Given exercise - Print out the entries below with no edits.

Records to use -
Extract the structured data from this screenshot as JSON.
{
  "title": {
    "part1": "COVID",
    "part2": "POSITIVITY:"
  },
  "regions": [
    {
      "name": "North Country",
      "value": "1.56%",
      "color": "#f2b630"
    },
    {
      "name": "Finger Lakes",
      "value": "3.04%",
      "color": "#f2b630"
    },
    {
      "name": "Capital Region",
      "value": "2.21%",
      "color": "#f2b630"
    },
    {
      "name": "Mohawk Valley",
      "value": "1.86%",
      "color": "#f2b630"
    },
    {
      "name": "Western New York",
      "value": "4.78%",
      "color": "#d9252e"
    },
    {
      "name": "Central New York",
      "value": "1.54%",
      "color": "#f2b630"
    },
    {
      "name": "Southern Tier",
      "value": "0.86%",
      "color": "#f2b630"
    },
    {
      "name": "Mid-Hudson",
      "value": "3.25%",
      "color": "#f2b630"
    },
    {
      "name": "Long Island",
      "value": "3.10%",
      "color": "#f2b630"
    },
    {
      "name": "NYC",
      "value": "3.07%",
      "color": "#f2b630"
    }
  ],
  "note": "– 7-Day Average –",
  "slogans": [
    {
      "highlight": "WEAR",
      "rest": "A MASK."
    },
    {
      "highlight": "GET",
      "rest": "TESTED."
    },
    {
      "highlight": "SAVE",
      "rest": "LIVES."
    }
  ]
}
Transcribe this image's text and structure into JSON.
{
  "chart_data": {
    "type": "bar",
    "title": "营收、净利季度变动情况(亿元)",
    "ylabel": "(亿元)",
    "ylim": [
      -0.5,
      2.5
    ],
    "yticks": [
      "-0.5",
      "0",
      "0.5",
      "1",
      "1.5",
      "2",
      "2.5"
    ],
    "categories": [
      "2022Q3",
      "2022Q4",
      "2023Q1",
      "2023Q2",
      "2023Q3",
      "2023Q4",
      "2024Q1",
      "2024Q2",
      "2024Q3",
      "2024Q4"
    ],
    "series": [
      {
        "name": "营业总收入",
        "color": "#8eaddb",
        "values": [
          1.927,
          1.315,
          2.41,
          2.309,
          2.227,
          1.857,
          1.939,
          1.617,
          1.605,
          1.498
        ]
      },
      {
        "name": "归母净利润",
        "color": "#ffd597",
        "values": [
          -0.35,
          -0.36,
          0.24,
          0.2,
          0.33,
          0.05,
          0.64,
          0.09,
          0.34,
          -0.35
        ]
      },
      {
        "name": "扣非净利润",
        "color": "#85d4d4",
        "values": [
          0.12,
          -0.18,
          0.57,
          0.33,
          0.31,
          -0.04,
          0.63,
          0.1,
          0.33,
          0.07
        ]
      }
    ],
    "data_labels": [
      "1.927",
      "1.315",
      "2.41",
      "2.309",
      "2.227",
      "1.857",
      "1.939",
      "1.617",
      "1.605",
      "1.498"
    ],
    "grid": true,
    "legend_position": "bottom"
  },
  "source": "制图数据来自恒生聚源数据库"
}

Written answer -
Extract the structured data from this screenshot as JSON.
{
  "title": {
    "part1": "COVID",
    "part2": "POSITIVITY:"
  },
  "regions": [
    {
      "name": "North Country",
      "value": "1.56%",
      "color": "#f2b630"
    },
    {
      "name": "Finger Lakes",
      "value": "3.04%",
      "color": "#f2b630"
    },
    {
      "name": "Capital Region",
      "value": "2.21%",
      "color": "#f2b630"
    },
    {
      "name": "Mohawk Valley",
      "value": "1.86%",
      "color": "#f2b630"
    },
    {
      "name": "Western New York",
      "value": "4.78%",
      "color": "#d9252e"
    },
    {
      "name": "Central New York",
      "value": "1.54%",
      "color": "#f2b630"
    },
    {
      "name": "Southern Tier",
      "value": "0.86%",
      "color": "#f2b630"
    },
    {
      "name": "Mid-Hudson",
      "value": "3.25%",
      "color": "#f2b630"
    },
    {
      "name": "Long Island",
      "value": "3.10%",
      "color": "#f2b630"
    },
    {
      "name": "NYC",
      "value": "3.07%",
      "color": "#f2b630"
    }
  ],
  "note": "– 7-Day Average –",
  "slogans": [
    {
      "highlight": "WEAR",
      "rest": "A MASK."
    },
    {
      "highlight": "GET",
      "rest": "TESTED."
    },
    {
      "highlight": "SAVE",
      "rest": "LIVES."
    }
  ]
}
Transcribe this image's text and structure into JSON.
{
  "chart_data": {
    "type": "bar",
    "title": "营收、净利季度变动情况(亿元)",
    "ylabel": "(亿元)",
    "ylim": [
      -0.5,
      2.5
    ],
    "yticks": [
      "-0.5",
      "0",
      "0.5",
      "1",
      "1.5",
      "2",
      "2.5"
    ],
    "categories": [
      "2022Q3",
      "2022Q4",
      "2023Q1",
      "2023Q2",
      "2023Q3",
      "2023Q4",
      "2024Q1",
      "2024Q2",
      "2024Q3",
      "2024Q4"
    ],
    "series": [
      {
        "name": "营业总收入",
        "color": "#8eaddb",
        "values": [
          1.927,
          1.315,
          2.41,
          2.309,
          2.227,
          1.857,
          1.939,
          1.617,
          1.605,
          1.498
        ]
      },
      {
        "name": "归母净利润",
        "color": "#ffd597",
        "values": [
          -0.35,
          -0.36,
          0.24,
          0.2,
          0.33,
          0.05,
          0.64,
          0.09,
          0.34,
          -0.35
        ]
      },
      {
        "name": "扣非净利润",
        "color": "#85d4d4",
        "values": [
          0.12,
          -0.18,
          0.57,
          0.33,
          0.31,
          -0.04,
          0.63,
          0.1,
          0.33,
          0.07
        ]
      }
    ],
    "data_labels": [
      "1.927",
      "1.315",
      "2.41",
      "2.309",
      "2.227",
      "1.857",
      "1.939",
      "1.617",
      "1.605",
      "1.498"
    ],
    "grid": true,
    "legend_position": "bottom"
  },
  "source": "制图数据来自恒生聚源数据库"
}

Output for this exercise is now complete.